== Supplied data ==
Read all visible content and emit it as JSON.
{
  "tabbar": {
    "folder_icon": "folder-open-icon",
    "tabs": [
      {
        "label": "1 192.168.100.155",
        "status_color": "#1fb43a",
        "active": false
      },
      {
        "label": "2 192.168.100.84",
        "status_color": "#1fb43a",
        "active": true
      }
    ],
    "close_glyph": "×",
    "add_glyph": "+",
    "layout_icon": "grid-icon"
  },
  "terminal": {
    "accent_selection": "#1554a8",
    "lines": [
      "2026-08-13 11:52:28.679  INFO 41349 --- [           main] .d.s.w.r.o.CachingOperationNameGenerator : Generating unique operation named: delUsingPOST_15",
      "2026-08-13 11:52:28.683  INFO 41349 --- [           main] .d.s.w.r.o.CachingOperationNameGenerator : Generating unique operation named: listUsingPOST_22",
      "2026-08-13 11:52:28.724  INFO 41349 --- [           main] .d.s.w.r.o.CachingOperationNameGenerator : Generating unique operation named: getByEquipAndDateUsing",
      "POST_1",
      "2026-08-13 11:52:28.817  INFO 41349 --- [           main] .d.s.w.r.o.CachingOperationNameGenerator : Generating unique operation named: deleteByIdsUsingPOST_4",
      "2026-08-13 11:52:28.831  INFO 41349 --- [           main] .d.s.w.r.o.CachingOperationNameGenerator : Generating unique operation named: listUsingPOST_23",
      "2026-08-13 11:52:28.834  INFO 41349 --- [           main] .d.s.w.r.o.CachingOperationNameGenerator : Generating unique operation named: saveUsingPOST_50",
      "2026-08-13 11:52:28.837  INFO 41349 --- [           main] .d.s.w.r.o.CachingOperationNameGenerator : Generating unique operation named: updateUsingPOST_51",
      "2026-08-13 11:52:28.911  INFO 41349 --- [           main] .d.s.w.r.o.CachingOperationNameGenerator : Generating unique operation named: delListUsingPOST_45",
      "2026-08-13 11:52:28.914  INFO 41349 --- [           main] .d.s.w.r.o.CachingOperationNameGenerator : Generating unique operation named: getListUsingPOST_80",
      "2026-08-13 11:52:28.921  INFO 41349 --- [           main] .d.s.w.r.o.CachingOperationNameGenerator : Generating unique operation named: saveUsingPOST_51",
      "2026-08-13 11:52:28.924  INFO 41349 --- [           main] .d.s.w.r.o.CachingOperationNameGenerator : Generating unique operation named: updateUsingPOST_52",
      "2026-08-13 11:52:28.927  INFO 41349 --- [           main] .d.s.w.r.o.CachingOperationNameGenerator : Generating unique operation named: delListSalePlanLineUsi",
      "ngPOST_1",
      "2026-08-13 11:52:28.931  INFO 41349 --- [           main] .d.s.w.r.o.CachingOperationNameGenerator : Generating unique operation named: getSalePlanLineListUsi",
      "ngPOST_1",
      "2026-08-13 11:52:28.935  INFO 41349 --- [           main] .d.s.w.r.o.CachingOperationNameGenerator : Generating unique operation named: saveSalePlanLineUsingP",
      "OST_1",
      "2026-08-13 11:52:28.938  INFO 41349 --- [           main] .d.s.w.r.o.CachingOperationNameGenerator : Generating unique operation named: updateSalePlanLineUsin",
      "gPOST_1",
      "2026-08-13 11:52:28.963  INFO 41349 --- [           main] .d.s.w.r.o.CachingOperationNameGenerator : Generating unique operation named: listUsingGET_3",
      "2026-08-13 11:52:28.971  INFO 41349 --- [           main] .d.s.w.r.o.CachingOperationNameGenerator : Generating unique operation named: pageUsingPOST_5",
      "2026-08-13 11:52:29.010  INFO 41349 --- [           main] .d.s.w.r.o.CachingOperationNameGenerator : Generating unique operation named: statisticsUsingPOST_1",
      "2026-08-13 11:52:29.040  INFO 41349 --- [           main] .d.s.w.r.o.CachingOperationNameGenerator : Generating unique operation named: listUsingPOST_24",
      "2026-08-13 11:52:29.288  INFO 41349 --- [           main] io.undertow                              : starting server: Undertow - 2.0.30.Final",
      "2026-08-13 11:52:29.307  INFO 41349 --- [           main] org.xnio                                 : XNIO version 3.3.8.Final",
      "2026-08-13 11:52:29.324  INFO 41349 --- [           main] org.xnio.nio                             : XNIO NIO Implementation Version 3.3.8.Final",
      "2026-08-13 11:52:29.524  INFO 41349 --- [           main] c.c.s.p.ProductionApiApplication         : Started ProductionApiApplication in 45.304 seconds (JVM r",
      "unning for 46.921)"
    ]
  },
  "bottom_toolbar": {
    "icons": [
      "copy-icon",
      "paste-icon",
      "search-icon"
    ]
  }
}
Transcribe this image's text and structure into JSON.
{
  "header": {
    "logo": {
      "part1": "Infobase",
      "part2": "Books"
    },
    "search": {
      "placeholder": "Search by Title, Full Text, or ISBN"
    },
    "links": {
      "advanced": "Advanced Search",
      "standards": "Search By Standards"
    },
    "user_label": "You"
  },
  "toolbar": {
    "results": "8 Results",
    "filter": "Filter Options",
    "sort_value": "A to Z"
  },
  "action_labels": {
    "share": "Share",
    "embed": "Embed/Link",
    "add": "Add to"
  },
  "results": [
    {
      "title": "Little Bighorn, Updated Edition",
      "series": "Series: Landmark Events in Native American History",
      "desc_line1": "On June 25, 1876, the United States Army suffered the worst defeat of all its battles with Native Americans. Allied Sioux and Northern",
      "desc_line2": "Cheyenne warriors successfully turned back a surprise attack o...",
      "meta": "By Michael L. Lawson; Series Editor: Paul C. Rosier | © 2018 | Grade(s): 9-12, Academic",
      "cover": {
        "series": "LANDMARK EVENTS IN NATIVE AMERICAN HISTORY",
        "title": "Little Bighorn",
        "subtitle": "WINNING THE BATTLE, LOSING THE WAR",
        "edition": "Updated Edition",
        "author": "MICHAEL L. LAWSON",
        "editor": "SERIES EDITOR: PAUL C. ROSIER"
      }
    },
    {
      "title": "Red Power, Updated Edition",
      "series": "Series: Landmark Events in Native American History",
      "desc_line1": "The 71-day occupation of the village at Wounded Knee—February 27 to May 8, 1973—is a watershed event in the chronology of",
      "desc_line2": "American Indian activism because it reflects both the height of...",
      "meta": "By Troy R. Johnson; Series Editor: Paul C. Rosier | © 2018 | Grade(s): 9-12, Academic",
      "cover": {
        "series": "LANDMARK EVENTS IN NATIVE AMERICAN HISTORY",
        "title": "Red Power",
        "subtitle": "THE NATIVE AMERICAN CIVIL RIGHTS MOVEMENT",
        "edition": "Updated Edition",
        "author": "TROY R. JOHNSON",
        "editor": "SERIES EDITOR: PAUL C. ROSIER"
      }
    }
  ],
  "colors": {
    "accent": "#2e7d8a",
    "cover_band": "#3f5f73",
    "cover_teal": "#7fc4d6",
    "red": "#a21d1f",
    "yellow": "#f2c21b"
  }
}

== What this task involves ==
Identify each line in the entries with the word "JSON" and copy it.

== Exercise answer ==
Read all visible content and emit it as JSON.
Transcribe this image's text and structure into JSON.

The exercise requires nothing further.